#### Testo della pagina:
-.-.-
Dal 30 aprile al 29 agosto si tiene la prima mostra dell’artista iraniano in fuga dalla guerra in un museo pubblico italiano

L’artista Ali Banisadr ha lasciato l’Iran a soli dodici anni insieme alla famiglia, poi ha raggiunto prima la Turchia e successivamente gli Stati Uniti, fermandosi in un primo momento a San Diego, successivamente a San Francisco e poi a New York, dove l’artista vive ancora oggi e dove ha frequentato la School of Visual Art e la New York Academy of Arts.

A Firenze si tiene la prima mostra dell’artista in un museo pubblico italiano, le sue opere saranno infatti esposte nel Museo Bardini e nella sala Gigli di Palazzo Vecchio dal 30 aprile al 29 agosto.

I dipinti di Ali Banisadr saranno in dialogo con le opere della collezione creata da Stefano Bardini, con i marmi e le pitture medievali e rinascimentali, con i tappeti persiani e con le armature conservate nel museo caratterizzato dal celebre ‘blu’ Bardini. In palazzo Vecchio, Banisadr è stato invitato a realizzare tre dipinti site-specific, ispirati dalla lettura della Divina Commedia di Dante.

Ali Banisadr, The Builder, 2019

L’arte di Ali Banisadr

Se osservate le opere di Banisadr potrete forse collocarle tra Hieronymus Bosch e Goya, tra Pollock e de Kooning, ma l’origine delle sue piccole “esplosioni di colore” è in realtà radicata nell’infanzia dell’artista. Banisadr infatti ha iniziato a dipingere nello scantinato della casa di famiglia mentre tutto intorno crollava a causa dei bombardamenti.
-.-.-
#### Estratto dei dati:
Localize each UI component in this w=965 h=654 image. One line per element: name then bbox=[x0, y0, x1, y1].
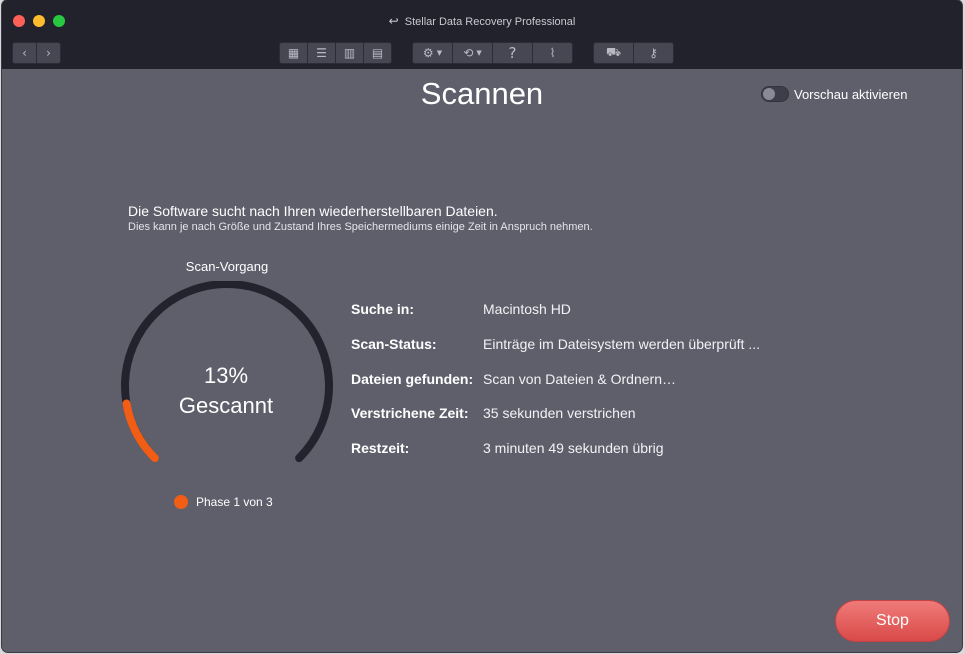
forward-button[interactable]: › bbox=[36, 42, 61, 64]
back-button[interactable]: ‹ bbox=[12, 42, 37, 64]
window-title-text: Stellar Data Recovery Professional bbox=[404, 16, 576, 28]
history-button[interactable]: ⟲ ▼ bbox=[452, 42, 493, 64]
navigation-buttons: ‹ › bbox=[12, 42, 61, 64]
cart-icon: ⛟ bbox=[605, 45, 622, 59]
phase-text: Phase 1 von 3 bbox=[196, 495, 273, 509]
scan-description-note: Dies kann je nach Größe und Zustand Ihre… bbox=[128, 221, 593, 233]
info-value: Scan von Dateien & Ordnern… bbox=[483, 371, 676, 387]
gauge-progress-arc bbox=[122, 399, 159, 463]
key-icon: ⚷ bbox=[649, 46, 658, 60]
preview-toggle-label: Vorschau aktivieren bbox=[794, 87, 908, 102]
dropdown-caret-icon: ▼ bbox=[476, 49, 482, 57]
list-view-button[interactable]: ☰ bbox=[307, 42, 336, 64]
gauge-readout: 13% Gescannt bbox=[152, 363, 300, 419]
chevron-left-icon: ‹ bbox=[22, 46, 27, 60]
window-title: ↩ Stellar Data Recovery Professional bbox=[2, 14, 962, 28]
gear-icon: ⚙ bbox=[422, 46, 434, 60]
view-mode-buttons: ▦ ☰ ▥ ▤ bbox=[279, 42, 392, 64]
cover-flow-icon: ▤ bbox=[371, 46, 384, 60]
store-buttons: ⛟ ⚷ bbox=[593, 42, 674, 64]
scan-status-word: Gescannt bbox=[178, 393, 274, 418]
list-icon: ☰ bbox=[316, 46, 327, 60]
clean-button[interactable]: ⌇ bbox=[532, 42, 573, 64]
chevron-right-icon: › bbox=[46, 46, 51, 60]
info-label: Scan-Status: bbox=[351, 336, 437, 352]
info-label: Verstrichene Zeit: bbox=[351, 405, 469, 421]
grid-icon: ▦ bbox=[287, 46, 300, 60]
phase-indicator: Phase 1 von 3 bbox=[174, 495, 273, 509]
help-icon: ? bbox=[508, 44, 517, 62]
stop-button[interactable]: Stop bbox=[835, 600, 950, 642]
title-bar: ↩ Stellar Data Recovery Professional ‹ › … bbox=[2, 0, 962, 69]
info-value: Einträge im Dateisystem werden überprüft… bbox=[483, 336, 761, 352]
app-window: ↩ Stellar Data Recovery Professional ‹ › … bbox=[2, 0, 962, 652]
scan-percent: 13% bbox=[203, 363, 249, 388]
scan-description: Die Software sucht nach Ihren wiederhers… bbox=[128, 203, 498, 219]
buy-button[interactable]: ⛟ bbox=[593, 42, 634, 64]
info-value: Macintosh HD bbox=[483, 301, 571, 317]
app-logo-icon: ↩ bbox=[388, 14, 399, 28]
info-value: 3 minuten 49 sekunden übrig bbox=[483, 440, 664, 456]
columns-icon: ▥ bbox=[343, 46, 356, 60]
tools-buttons: ⚙ ▼ ⟲ ▼ ? ⌇ bbox=[412, 42, 573, 64]
help-button[interactable]: ? bbox=[492, 42, 533, 64]
toggle-knob bbox=[763, 88, 775, 100]
phase-dot-icon bbox=[174, 495, 188, 509]
grid-view-button[interactable]: ▦ bbox=[279, 42, 308, 64]
info-label: Suche in: bbox=[351, 301, 415, 317]
dropdown-caret-icon: ▼ bbox=[436, 49, 443, 57]
info-value: 35 sekunden verstrichen bbox=[483, 405, 636, 421]
activate-button[interactable]: ⚷ bbox=[633, 42, 674, 64]
history-icon: ⟲ bbox=[463, 46, 474, 60]
cover-flow-view-button[interactable]: ▤ bbox=[363, 42, 392, 64]
gauge-title: Scan-Vorgang bbox=[185, 259, 269, 274]
info-label: Dateien gefunden: bbox=[351, 371, 474, 387]
info-label: Restzeit: bbox=[351, 440, 410, 456]
column-view-button[interactable]: ▥ bbox=[335, 42, 364, 64]
broom-icon: ⌇ bbox=[549, 46, 556, 60]
settings-button[interactable]: ⚙ ▼ bbox=[412, 42, 453, 64]
preview-toggle[interactable] bbox=[761, 86, 789, 102]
-.-.-
#### Scopo del compito:
Continua il testo sulla mostra fiorentina di Ali Banisadr dopo l'ultima frase. Qui i record non servono a nulla.

#### Risposta esercizio:
Le sue opere nascono dunque dalla “sinestesia” tra i sibili, gli scoppi che lui “sentiva in tutto il corpo come qualcosa di reale” anche molti anni dopo aver lasciato la sua madrepatria.

Dalla connessione tra memoria uditiva e visuale nascono i suoi quadri. Ogni suo dipinto infattiè la combinazione in simultanea di intuizioni e percezioni tra memoria visiva, suoni, impressioni, ricordi profondi, immaginazione creativa, altri dati che entrano in gioco in un tutt’uno e allo stesso momento

I suoi dipinti sono abitati da una folla surreale di decine e decine di figure, che sembrano apparire e svanire nella superficie pittorica dei suoi dipinti che è come una tempesta che trascina in un caos apocalittico quelle masse di esseri bizzarri e mostruosi, grotteschi e alieni.  Si tratta di un pandemonio, dove il caos è però ordinato, anche se ogni creatura che abita questo universo non corrisponde nei tratti a personaggi riconoscibili e identificabili.

Ali Banisadr, Hypocricy of Democracy, 2012

“Quando ho conosciuto Ali Banisadr e ho potuto parlare con lui, mi sono imbattuto in un artista di grandi conoscenze non solo storico-artistiche ma letterarie e musicali. Le sue opere non possono essere disgiunte dalla sua biografia, segnata da eventi drammatici che si sono fissati nella sua memoria e vorrei dire nel suo corpo: dalla poesia e dai disastri della guerra attinge le sue visioni così fantastiche e surreali. Parlando con lui di Firenze e di Dante, ho scoperto la sua enorme passione per la Divina Commedia.

Il modo in cui Banisadr sovrappone dettagli su dettali e crea paesaggi ricolmi di moltitudini, mescolando elementi figurativi ad altri decisamente astratti e informali, può ricordarci la struttura allegorico di Dante in un poema che da voce a decine e centinai di personaggi, eventi, immagini ognuna con una pluralità di significati.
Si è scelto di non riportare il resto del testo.